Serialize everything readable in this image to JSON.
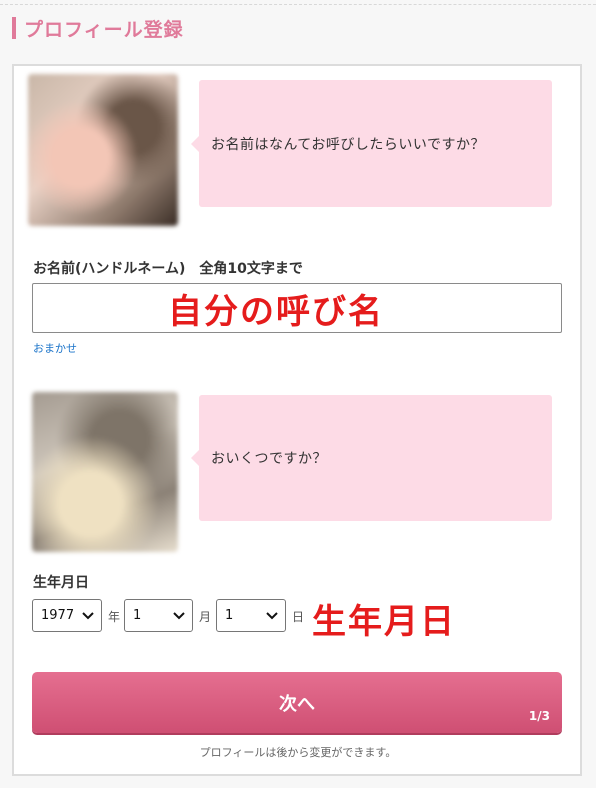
{
  "section": {
    "title": "プロフィール登録"
  },
  "q1": {
    "bubble": "お名前はなんてお呼びしたらいいですか？"
  },
  "name_field": {
    "label": "お名前(ハンドルネーム)　全角10文字まで",
    "value": "",
    "placeholder": "",
    "omakase": "おまかせ"
  },
  "q2": {
    "bubble": "おいくつですか？"
  },
  "birth": {
    "label": "生年月日",
    "year": "1977",
    "year_unit": "年",
    "month": "1",
    "month_unit": "月",
    "day": "1",
    "day_unit": "日"
  },
  "annotations": {
    "name": "自分の呼び名",
    "birth": "生年月日"
  },
  "next": {
    "label": "次へ",
    "step": "1/3"
  },
  "footer_note": "プロフィールは後から変更ができます。",
  "colors": {
    "accent": "#e07a9a",
    "bubble": "#fddbe6",
    "button": "#d95b7e",
    "annotation": "#e51c1c"
  }
}
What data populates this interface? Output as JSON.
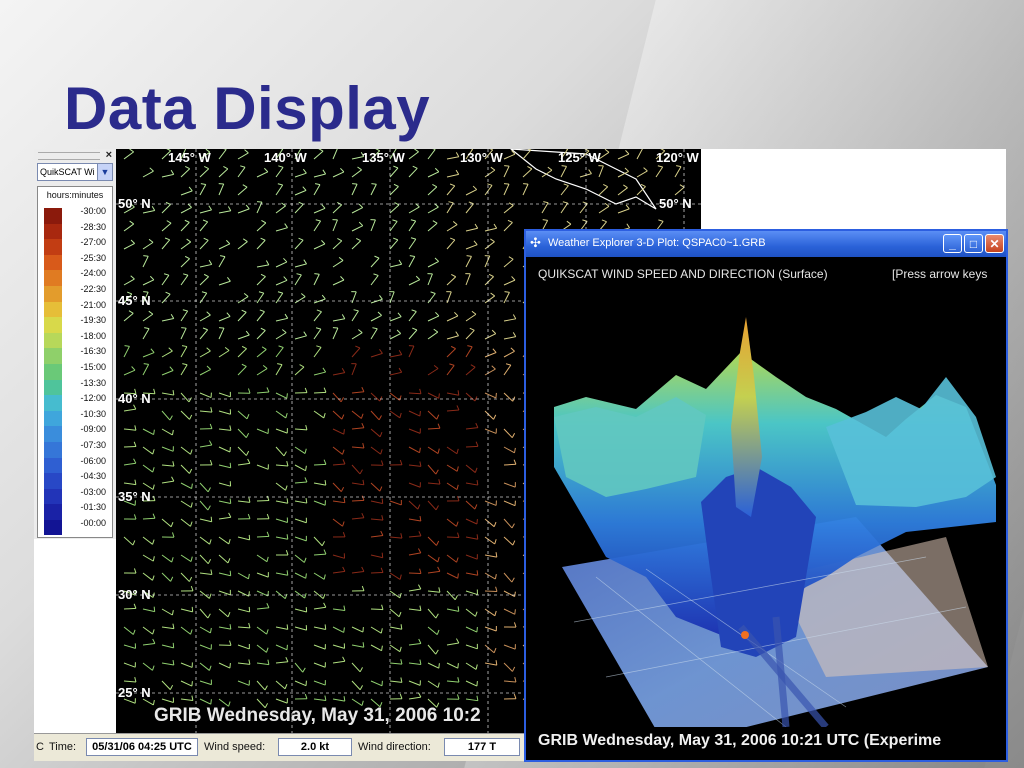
{
  "slide": {
    "title": "Data Display"
  },
  "left_panel": {
    "close_glyph": "×",
    "dataset_combo": "QuikSCAT Wi",
    "legend_title": "hours:minutes",
    "legend_labels": [
      "-30:00",
      "-28:30",
      "-27:00",
      "-25:30",
      "-24:00",
      "-22:30",
      "-21:00",
      "-19:30",
      "-18:00",
      "-16:30",
      "-15:00",
      "-13:30",
      "-12:00",
      "-10:30",
      "-09:00",
      "-07:30",
      "-06:00",
      "-04:30",
      "-03:00",
      "-01:30",
      "-00:00"
    ],
    "legend_colors": [
      "#8b1a0c",
      "#a8280f",
      "#c23d13",
      "#d85a1a",
      "#e07b22",
      "#e39c2c",
      "#e6be38",
      "#d8d94a",
      "#b7d85a",
      "#8fd06a",
      "#6ac978",
      "#4fc49b",
      "#46bccf",
      "#3fa6dc",
      "#3a8ddc",
      "#3576d8",
      "#2f5fd2",
      "#2848c6",
      "#2234b8",
      "#1a22a6",
      "#121494"
    ]
  },
  "map": {
    "lon_labels": [
      "145° W",
      "140° W",
      "135° W",
      "130° W",
      "125° W",
      "120° W"
    ],
    "lat_labels": [
      "50° N",
      "45° N",
      "40° N",
      "35° N",
      "30° N",
      "25° N"
    ],
    "caption": "GRIB Wednesday, May 31, 2006 10:2"
  },
  "statusbar": {
    "time_label": "Time:",
    "time_value": "05/31/06 04:25 UTC",
    "speed_label": "Wind speed:",
    "speed_value": "2.0 kt",
    "direction_label": "Wind direction:",
    "direction_value": "177 T"
  },
  "plot_window": {
    "title": "Weather Explorer 3-D Plot: QSPAC0~1.GRB",
    "header": "QUIKSCAT WIND SPEED AND DIRECTION (Surface)",
    "hint": "[Press arrow keys",
    "caption": "GRIB Wednesday, May 31, 2006 10:21 UTC (Experime",
    "btn_minimize": "_",
    "btn_maximize": "□",
    "btn_close": "✕"
  }
}
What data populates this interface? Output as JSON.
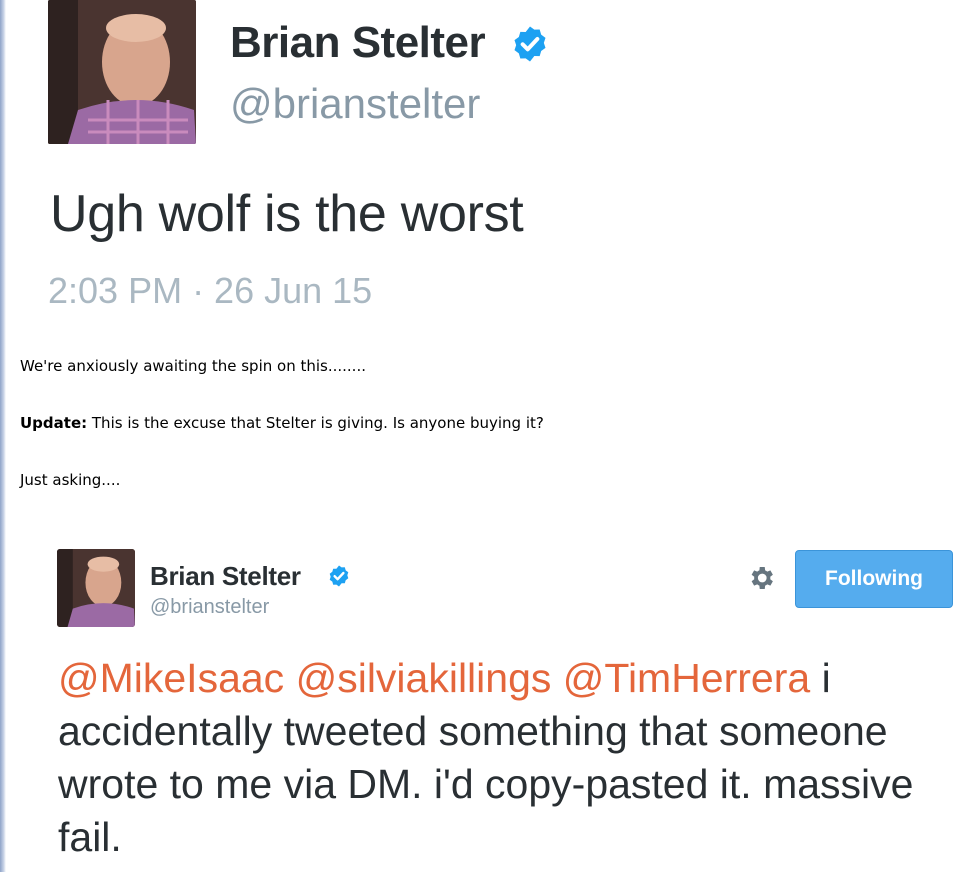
{
  "tweet_top": {
    "name": "Brian Stelter",
    "handle": "@brianstelter",
    "text": "Ugh wolf is the worst",
    "timestamp": "2:03 PM · 26 Jun 15"
  },
  "article": {
    "p1": "We're anxiously awaiting the spin on this........",
    "p2_label": "Update:",
    "p2_text": " This is the excuse that Stelter is giving. Is anyone buying it?",
    "p3": "Just asking...."
  },
  "tweet_embed": {
    "name": "Brian Stelter",
    "handle": "@brianstelter",
    "follow_label": "Following",
    "mentions": [
      "@MikeIsaac",
      "@silviakillings",
      "@TimHerrera"
    ],
    "text": " i accidentally tweeted something that someone wrote to me via DM. i'd copy-pasted it. massive fail."
  },
  "colors": {
    "verified": "#1da1f2",
    "mention": "#e4663b",
    "follow_button": "#55acee",
    "handle_gray": "#8899a6"
  },
  "icons": [
    "verified-badge-icon",
    "gear-icon",
    "avatar"
  ]
}
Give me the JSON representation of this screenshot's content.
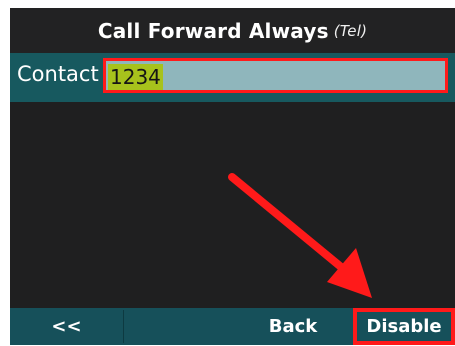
{
  "title": {
    "main": "Call Forward Always",
    "sub": "(Tel)"
  },
  "contact": {
    "label": "Contact",
    "value": "1234"
  },
  "softkeys": {
    "prev": "<<",
    "back": "Back",
    "disable": "Disable"
  },
  "colors": {
    "highlight_border": "#ff1a1a",
    "field_bg": "#8fb6bc",
    "selection_bg": "#a7c21c",
    "softkey_bar": "#16505a"
  }
}
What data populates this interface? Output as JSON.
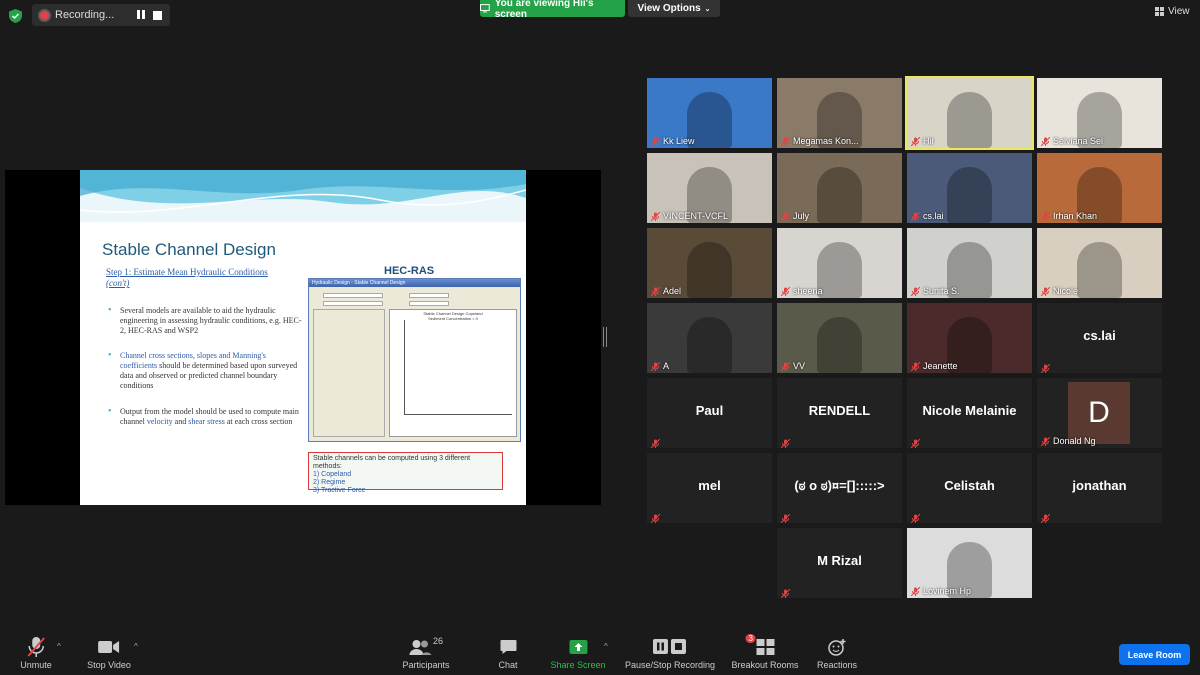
{
  "topbar": {
    "recording_label": "Recording...",
    "viewing_label": "You are viewing Hii's screen",
    "view_options_label": "View Options",
    "view_label": "View"
  },
  "slide": {
    "title": "Stable Channel Design",
    "step_line1": "Step 1: Estimate Mean Hydraulic Conditions",
    "step_line2": "(con't)",
    "hecras": "HEC-RAS",
    "bullet1": "Several models are available to aid the hydraulic engineering in assessing hydraulic conditions, e.g. HEC-2, HEC-RAS and WSP2",
    "bullet2_blue": "Channel cross sections, slopes and Manning's coefficients",
    "bullet2_rest": " should be determined based upon surveyed data and observed or predicted channel boundary conditions",
    "bullet3_a": "Output from the model should be used to compute main channel ",
    "bullet3_b": "velocity",
    "bullet3_c": " and ",
    "bullet3_d": "shear stress",
    "bullet3_e": " at each cross section",
    "box_head": "Stable channels can be computed using 3 different methods:",
    "box_items": [
      "1)    Copeland",
      "2)    Regime",
      "3)    Tractive Force"
    ],
    "window_title": "Hydraulic Design - Stable Channel Design",
    "plot_title": "Stable Channel Design Copeland",
    "plot_sub": "Sediment Concentration = 0"
  },
  "participants": [
    {
      "name": "Kk Liew",
      "color": "#3a78c8"
    },
    {
      "name": "Megamas Kon...",
      "color": "#8a7a68"
    },
    {
      "name": "Hii",
      "color": "#d8d4c8"
    },
    {
      "name": "Selviana Sel",
      "color": "#e8e4dc"
    },
    {
      "name": "VINCENT-VCFL",
      "color": "#c9c2b8"
    },
    {
      "name": "July",
      "color": "#7a6a58"
    },
    {
      "name": "cs.lai",
      "color": "#4a5a78"
    },
    {
      "name": "Irhan Khan",
      "color": "#b86a3a"
    },
    {
      "name": "Adel",
      "color": "#5a4a38"
    },
    {
      "name": "sheena",
      "color": "#d8d4d0"
    },
    {
      "name": "Sunita S.",
      "color": "#d0d0cc"
    },
    {
      "name": "Nicole",
      "color": "#d8cfc0"
    },
    {
      "name": "A",
      "color": "#3a3a3a"
    },
    {
      "name": "VV",
      "color": "#5a5a4a"
    },
    {
      "name": "Jeanette",
      "color": "#4a2a2a"
    },
    {
      "name": "cs.lai",
      "color": ""
    },
    {
      "name": "Paul",
      "color": ""
    },
    {
      "name": "RENDELL",
      "color": ""
    },
    {
      "name": "Nicole Melainie",
      "color": ""
    },
    {
      "name": "Donald Ng",
      "color": ""
    },
    {
      "name": "mel",
      "color": ""
    },
    {
      "name": "(ಠ o ಠ)¤=[]:::::>",
      "color": ""
    },
    {
      "name": "Celistah",
      "color": ""
    },
    {
      "name": "jonathan",
      "color": ""
    },
    {
      "name": "M Rizal",
      "color": ""
    },
    {
      "name": "Lovinem Hp",
      "color": "#dcdcdc"
    }
  ],
  "donald_initial": "D",
  "toolbar": {
    "unmute": "Unmute",
    "stop_video": "Stop Video",
    "participants": "Participants",
    "participants_count": "26",
    "chat": "Chat",
    "share_screen": "Share Screen",
    "pause_recording": "Pause/Stop Recording",
    "breakout": "Breakout Rooms",
    "breakout_badge": "3",
    "reactions": "Reactions",
    "leave": "Leave Room"
  },
  "colors": {
    "accent": "#0e72ed",
    "green": "#24a248",
    "muted_red": "#e04444"
  }
}
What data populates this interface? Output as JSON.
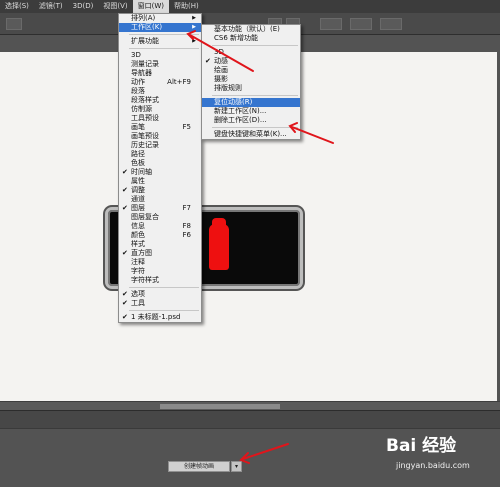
_ _ _ _ _
▶ [Task objective]: Say how many lines in the records above hold "caption", and give no other text.

▶ [The reply]: 2